----- SOURCE EXTRACT -----

Get out your pens and make magic with mindfulness meditation teacher, Andrea Sanders.
Words and photos: Andrea Sanders
North: How long have you been journaling and what inspired you to start?
Andrea: I started keeping a journal when I was around 8 years old. I remember having a small, light-turquoise, hardcover diary with a tiny cheap lock and flimsy key. Just enough to keep your little sister out, sorta. This was 1988, there weren’t any digital distractions like we have now, so books and writing were something that just transpired naturally for me to keep occupied. Then like it is now, my notebook was a place to pour my feelings, ideas, joys, and sorrows.
North: What tips would you give to those who’d like to start?
Andrea: Keeping a personal notebook really starts by building new habits of awareness and attention. We are so incredibly distracted by our phones, computers, and tablets nowadays, but like with anything, we need to take care of our relationships with what we use.
Andrea: While I do love technology and think it’s important and useful, without care, it can rob us of our most critical skills – listening, curiosity, attention, and wisdom-based dialogue. These are the skills that are really important when we are working with notebooks. I think if you want to start journaling, we have to engage deeper in these subtle skills. Curiosity is very useful.
Andrea: My top tips are:
- Have a notebook and pen that you really love and want to use and pick up every day. Try your hand at fountain pens – they give a rich and connected experience with writing. Have tools that are meaningful and that you build a lasting relationship with.
- Be consistent and most importantly be observant! Pay attention to the world around you in a different way. Develop a new kind of curiosity. This takes time and patience, especially with our current digital habits.
- Don’t judge what you write! There are no rules for journaling. You could write a word a day or four pages a day. You could doodle your thoughts, collage your feelings, or write what you ate each day. Everything you put into your notebook is worthy.
North: Are there any authors or artists that inspire you?
Andrea: I’m very fond of the life and art of Georgia O’Keeffe. She was an incredible woman and artist that was so richly connected and committed to her craft and her surroundings. Her attentiveness towards her environment and work is pure wonder.
North: How would you describe your studio?
Andrea: We recently moved to downtown Seattle, WA, and now live in a 628 square foot apartment – two people and two dogs. Our space is very limited and my studio is a slot by the window where my small desk resides. Since I have little space, I keep my supplies minimal, meaningful, and useful.

----- DATA SUPPLIED -----

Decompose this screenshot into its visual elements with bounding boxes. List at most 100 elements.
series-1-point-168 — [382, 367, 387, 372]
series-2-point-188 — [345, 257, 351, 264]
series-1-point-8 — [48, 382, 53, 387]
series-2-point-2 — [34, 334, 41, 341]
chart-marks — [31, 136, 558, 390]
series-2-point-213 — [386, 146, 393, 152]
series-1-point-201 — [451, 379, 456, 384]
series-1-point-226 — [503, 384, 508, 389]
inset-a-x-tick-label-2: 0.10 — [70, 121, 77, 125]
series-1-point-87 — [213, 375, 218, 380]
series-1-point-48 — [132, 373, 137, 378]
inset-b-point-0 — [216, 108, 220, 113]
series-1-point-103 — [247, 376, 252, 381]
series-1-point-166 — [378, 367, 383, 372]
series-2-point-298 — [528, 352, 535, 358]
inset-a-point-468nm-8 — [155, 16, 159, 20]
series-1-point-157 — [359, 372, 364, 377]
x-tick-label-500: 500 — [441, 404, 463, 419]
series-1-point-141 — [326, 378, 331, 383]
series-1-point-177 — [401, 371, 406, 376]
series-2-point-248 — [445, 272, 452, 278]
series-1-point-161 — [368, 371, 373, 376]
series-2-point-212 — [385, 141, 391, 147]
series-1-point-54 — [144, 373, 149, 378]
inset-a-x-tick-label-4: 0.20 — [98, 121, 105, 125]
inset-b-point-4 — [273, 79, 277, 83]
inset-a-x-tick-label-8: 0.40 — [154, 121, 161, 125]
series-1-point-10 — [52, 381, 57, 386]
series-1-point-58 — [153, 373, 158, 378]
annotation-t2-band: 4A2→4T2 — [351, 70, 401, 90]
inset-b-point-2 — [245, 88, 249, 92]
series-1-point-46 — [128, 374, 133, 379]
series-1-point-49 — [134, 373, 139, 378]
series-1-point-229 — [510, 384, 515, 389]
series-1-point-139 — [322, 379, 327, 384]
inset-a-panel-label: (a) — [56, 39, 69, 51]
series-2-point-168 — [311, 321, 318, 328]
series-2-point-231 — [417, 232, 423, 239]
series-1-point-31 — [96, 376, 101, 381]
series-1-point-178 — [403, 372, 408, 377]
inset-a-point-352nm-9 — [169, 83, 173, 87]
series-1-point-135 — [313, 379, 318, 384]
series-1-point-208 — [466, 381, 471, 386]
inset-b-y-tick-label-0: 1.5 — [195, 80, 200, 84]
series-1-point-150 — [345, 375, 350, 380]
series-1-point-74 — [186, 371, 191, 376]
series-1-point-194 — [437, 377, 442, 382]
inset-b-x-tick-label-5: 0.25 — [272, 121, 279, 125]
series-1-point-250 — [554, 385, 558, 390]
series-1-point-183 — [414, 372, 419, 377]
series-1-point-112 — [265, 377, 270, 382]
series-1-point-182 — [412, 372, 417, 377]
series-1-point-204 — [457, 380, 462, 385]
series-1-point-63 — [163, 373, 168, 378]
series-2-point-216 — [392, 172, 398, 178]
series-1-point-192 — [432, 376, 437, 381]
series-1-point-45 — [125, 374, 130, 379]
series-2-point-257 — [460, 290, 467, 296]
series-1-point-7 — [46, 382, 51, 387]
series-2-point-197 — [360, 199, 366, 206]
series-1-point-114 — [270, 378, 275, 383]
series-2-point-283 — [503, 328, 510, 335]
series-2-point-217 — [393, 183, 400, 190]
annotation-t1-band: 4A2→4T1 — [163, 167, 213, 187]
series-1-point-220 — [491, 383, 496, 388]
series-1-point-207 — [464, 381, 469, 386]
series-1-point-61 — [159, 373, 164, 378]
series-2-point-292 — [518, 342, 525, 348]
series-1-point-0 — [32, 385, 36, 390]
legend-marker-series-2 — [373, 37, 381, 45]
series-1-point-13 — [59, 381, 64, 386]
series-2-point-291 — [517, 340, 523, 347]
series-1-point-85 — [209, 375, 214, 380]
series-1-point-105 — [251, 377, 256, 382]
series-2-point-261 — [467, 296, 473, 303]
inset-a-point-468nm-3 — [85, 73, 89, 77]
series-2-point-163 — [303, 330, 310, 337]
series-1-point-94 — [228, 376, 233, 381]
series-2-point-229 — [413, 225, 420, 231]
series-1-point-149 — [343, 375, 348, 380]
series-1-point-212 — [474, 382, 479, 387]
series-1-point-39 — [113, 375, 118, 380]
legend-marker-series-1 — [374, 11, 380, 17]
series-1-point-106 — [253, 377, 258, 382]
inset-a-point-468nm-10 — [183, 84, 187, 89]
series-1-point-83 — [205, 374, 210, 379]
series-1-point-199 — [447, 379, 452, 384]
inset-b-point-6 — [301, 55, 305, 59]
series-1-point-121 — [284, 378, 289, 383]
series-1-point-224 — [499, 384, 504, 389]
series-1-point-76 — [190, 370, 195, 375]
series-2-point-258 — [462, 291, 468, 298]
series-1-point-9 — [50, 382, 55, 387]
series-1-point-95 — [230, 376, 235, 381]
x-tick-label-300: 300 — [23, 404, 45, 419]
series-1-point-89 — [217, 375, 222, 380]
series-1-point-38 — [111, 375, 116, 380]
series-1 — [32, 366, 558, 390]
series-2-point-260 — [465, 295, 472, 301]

-----

(GIVEN INSTRUCTION)
Rewrite the stretch of the journaling interview from "Get out your" through "you to start?", putting "diary writing" in place of "journaling".

(RESULT OF THE EXERCISE)
Get out your pens and make magic with mindfulness meditation teacher, Andrea Sanders.
Words and photos: Andrea Sanders
North: How long have you been diary writing and what inspired you to start?